■ **Required work**: Collect all lines from the listing that include the string "stołu".

Collected data:

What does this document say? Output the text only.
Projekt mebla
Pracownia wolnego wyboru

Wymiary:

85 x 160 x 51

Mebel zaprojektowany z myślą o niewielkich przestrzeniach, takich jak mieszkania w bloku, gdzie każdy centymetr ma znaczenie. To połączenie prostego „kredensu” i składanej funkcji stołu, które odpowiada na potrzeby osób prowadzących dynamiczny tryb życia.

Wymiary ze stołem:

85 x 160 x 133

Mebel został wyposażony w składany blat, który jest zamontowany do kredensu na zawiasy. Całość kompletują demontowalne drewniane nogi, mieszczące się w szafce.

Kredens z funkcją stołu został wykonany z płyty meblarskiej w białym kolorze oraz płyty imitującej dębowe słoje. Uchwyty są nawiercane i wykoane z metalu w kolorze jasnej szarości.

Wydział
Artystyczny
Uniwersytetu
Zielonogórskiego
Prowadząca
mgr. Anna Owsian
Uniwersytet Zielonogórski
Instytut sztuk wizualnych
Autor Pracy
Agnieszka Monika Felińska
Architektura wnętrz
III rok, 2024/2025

■ **Exercise result**:
Mebel zaprojektowany z myślą o niewielkich przestrzeniach, takich jak mieszkania w bloku, gdzie każdy centymetr ma znaczenie. To połączenie prostego „kredensu” i składanej funkcji stołu, które odpowiada na potrzeby osób prowadzących dynamiczny tryb życia.
Kredens z funkcją stołu został wykonany z płyty meblarskiej w białym kolorze oraz płyty imitującej dębowe słoje. Uchwyty są nawiercane i wykoane z metalu w kolorze jasnej szarości.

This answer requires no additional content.